◆ REQUEST: Find the lines that hold the word "title" and return them.

Dataset items:
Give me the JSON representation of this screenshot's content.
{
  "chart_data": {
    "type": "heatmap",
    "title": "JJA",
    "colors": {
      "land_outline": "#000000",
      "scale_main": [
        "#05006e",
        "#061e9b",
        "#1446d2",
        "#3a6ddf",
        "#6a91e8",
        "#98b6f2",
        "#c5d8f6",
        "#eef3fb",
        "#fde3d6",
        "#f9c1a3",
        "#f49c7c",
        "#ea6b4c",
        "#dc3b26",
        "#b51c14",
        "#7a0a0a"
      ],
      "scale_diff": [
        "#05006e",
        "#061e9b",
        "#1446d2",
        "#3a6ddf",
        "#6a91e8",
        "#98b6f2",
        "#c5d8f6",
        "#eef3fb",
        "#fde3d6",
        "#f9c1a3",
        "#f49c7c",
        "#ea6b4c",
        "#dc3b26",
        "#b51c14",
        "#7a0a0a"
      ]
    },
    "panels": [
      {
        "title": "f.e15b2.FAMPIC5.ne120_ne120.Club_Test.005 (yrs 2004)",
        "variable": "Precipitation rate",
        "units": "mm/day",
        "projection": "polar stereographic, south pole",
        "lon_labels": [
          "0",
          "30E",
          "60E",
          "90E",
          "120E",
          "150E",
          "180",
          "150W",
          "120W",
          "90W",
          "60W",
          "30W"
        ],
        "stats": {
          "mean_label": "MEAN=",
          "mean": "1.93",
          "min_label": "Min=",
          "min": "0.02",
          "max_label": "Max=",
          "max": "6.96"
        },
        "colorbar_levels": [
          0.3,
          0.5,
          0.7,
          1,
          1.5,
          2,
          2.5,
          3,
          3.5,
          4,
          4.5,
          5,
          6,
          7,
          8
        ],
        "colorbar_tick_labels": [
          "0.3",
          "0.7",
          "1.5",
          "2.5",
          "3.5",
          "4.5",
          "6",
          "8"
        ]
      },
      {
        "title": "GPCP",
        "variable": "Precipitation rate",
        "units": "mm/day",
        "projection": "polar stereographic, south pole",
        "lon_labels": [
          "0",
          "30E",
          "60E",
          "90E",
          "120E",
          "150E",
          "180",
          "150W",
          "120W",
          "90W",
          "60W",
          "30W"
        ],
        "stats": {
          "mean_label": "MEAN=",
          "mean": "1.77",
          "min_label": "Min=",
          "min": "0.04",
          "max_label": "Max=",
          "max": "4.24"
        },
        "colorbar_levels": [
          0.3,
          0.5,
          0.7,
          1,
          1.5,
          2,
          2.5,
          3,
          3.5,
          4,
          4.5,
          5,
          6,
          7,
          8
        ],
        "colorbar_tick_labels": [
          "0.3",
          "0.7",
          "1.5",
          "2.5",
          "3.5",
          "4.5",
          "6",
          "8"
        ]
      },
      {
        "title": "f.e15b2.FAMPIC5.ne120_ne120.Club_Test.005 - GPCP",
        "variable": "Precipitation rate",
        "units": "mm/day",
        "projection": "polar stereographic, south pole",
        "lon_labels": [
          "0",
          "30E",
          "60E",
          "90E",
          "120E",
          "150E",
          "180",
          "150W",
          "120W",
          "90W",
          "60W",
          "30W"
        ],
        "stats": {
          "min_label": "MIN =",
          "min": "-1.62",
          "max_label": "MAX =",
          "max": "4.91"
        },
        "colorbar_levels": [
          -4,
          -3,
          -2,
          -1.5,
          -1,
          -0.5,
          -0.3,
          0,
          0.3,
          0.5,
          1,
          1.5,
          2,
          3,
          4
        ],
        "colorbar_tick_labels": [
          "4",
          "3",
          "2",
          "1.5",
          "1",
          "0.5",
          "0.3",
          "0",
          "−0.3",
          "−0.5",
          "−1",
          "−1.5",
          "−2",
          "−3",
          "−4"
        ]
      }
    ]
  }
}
...
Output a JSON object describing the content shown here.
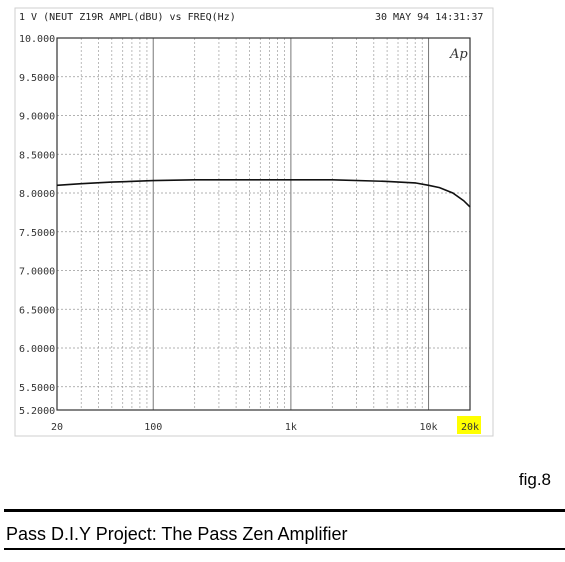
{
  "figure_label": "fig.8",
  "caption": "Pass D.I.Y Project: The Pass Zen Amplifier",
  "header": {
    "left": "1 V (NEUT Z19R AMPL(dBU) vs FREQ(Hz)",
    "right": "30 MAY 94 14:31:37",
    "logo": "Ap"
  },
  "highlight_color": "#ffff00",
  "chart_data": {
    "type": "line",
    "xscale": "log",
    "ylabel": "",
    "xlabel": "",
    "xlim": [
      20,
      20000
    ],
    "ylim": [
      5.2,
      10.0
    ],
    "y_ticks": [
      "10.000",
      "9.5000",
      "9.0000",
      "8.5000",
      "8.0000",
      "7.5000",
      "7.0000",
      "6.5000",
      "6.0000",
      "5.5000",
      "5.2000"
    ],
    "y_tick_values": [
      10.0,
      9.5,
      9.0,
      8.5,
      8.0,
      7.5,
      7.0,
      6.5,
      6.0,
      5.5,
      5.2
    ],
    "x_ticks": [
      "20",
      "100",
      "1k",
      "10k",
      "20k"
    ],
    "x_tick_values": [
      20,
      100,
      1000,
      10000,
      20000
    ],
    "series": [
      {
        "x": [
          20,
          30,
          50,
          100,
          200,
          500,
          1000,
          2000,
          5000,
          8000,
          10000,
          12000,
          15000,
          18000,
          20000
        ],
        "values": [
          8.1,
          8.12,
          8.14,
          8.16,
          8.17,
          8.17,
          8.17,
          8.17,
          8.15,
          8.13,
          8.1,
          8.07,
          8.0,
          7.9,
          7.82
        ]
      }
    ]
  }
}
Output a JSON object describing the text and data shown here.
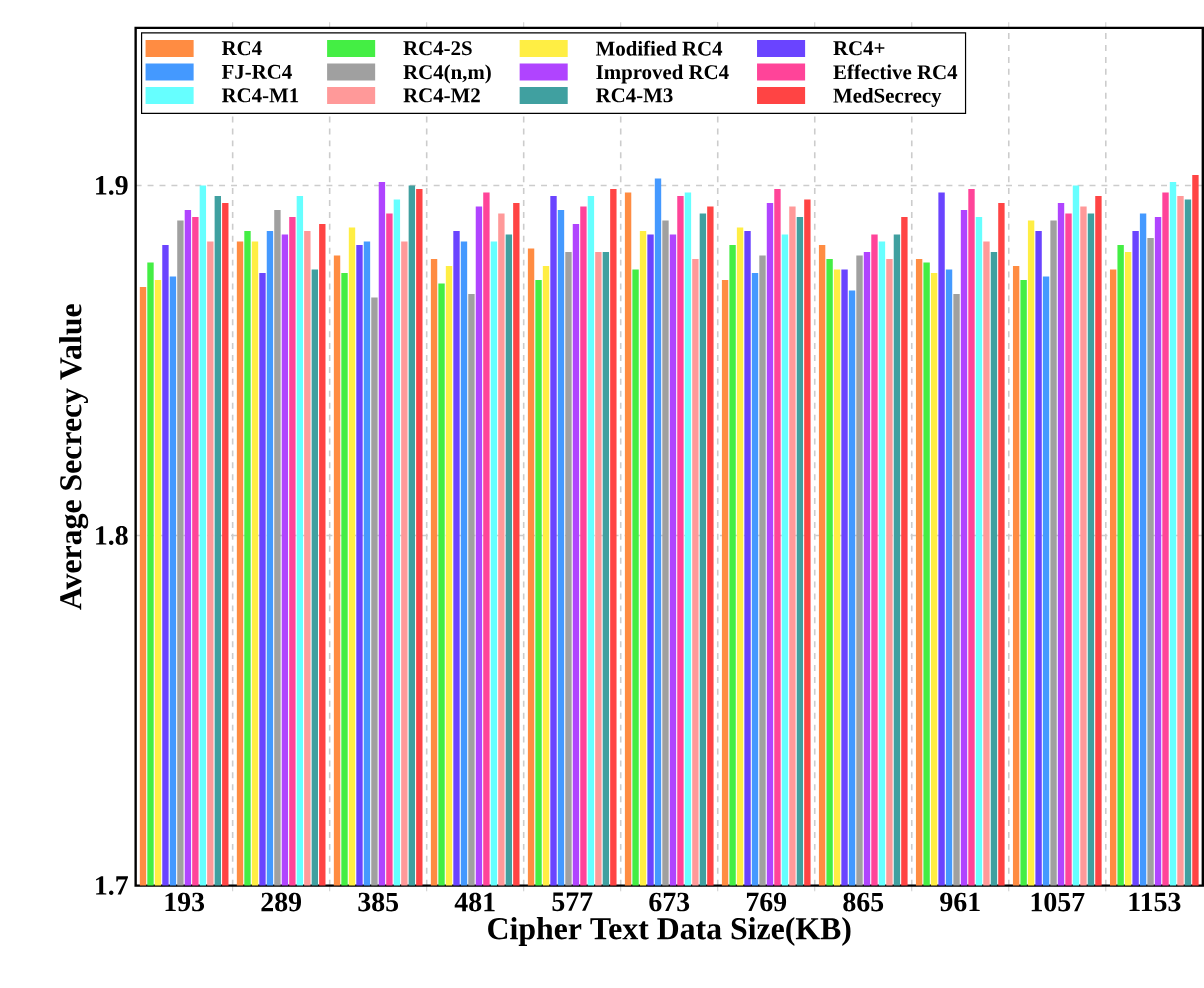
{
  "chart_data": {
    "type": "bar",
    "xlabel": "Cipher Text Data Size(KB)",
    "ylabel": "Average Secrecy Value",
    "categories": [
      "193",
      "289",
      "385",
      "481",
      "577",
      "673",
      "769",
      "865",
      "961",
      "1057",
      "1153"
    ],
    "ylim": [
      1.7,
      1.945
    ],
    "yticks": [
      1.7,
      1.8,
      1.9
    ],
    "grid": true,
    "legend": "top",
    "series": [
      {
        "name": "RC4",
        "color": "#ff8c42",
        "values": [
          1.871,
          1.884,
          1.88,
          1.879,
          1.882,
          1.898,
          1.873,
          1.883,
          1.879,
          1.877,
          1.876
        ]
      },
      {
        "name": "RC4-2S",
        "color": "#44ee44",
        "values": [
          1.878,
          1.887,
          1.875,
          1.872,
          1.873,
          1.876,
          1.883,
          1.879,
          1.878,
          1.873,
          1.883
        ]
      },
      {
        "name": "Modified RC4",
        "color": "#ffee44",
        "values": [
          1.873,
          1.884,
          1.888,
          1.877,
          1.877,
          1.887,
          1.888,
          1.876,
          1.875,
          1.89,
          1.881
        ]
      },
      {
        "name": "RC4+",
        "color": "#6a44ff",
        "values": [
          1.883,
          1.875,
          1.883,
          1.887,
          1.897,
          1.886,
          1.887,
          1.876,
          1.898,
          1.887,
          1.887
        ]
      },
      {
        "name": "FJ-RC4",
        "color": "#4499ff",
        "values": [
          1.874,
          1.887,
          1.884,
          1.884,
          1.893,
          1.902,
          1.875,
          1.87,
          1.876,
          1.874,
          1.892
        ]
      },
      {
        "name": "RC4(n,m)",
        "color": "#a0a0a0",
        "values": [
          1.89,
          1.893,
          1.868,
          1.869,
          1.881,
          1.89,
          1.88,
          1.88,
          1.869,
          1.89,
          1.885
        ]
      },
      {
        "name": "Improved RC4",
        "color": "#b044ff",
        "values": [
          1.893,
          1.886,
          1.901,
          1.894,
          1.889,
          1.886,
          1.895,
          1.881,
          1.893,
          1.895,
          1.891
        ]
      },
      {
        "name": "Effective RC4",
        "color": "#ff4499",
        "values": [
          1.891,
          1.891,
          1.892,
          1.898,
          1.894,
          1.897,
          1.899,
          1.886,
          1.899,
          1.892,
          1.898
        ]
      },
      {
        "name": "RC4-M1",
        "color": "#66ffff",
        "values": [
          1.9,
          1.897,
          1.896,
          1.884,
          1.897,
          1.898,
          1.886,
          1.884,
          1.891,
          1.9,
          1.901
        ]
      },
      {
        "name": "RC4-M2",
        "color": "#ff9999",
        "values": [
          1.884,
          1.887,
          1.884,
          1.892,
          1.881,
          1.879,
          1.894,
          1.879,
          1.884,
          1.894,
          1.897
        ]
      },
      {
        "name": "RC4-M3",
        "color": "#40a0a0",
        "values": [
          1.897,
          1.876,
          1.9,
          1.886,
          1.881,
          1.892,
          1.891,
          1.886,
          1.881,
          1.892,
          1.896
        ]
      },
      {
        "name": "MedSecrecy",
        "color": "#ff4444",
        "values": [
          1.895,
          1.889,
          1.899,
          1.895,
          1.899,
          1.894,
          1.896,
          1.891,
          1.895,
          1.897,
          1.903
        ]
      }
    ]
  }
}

◆ TASK RESPONSE:
    "title": "JJA",
        "title": "f.e15b2.FAMPIC5.ne120_ne120.Club_Test.005 (yrs 2004)",
        "title": "GPCP",
        "title": "f.e15b2.FAMPIC5.ne120_ne120.Club_Test.005 - GPCP",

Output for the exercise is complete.